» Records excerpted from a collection

______

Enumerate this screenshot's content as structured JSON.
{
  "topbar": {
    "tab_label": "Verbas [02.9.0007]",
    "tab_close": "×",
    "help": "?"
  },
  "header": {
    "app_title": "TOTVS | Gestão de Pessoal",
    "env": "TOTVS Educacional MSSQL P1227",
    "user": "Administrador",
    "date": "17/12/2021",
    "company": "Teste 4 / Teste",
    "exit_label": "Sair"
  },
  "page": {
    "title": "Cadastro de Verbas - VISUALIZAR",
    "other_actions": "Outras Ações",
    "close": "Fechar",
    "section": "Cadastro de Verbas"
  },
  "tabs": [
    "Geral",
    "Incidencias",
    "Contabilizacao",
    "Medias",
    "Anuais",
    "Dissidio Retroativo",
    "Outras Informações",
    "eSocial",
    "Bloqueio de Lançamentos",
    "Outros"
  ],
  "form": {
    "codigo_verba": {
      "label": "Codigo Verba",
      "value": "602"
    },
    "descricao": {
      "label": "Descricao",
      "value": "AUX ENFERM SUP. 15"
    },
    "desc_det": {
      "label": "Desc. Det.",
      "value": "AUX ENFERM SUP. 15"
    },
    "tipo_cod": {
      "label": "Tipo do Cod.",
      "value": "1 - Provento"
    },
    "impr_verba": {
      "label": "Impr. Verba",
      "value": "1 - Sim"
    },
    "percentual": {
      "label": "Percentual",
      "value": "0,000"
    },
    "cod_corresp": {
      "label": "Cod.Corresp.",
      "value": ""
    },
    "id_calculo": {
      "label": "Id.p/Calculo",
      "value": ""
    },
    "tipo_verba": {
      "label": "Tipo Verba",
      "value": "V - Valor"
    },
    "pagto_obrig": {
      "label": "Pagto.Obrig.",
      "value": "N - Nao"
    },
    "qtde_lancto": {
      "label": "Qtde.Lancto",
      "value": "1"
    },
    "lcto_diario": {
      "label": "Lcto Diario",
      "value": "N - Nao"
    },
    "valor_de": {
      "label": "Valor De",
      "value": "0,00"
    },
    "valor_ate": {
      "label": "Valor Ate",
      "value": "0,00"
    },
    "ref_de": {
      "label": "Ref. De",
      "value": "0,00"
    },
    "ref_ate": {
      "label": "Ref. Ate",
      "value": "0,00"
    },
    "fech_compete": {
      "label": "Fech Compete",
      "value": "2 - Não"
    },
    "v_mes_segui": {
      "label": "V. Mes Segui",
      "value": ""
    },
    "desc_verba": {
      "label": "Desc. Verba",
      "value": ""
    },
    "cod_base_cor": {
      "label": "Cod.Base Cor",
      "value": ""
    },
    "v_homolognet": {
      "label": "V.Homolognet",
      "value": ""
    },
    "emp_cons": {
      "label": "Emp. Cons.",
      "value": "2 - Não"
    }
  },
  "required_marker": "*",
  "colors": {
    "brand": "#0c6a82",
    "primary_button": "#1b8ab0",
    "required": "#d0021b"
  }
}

______

» Stated goal
Search the listing for the word "Cadastro" and return each line that holds it.

» Solution to this task
    "title": "Cadastro de Verbas - VISUALIZAR",
    "section": "Cadastro de Verbas"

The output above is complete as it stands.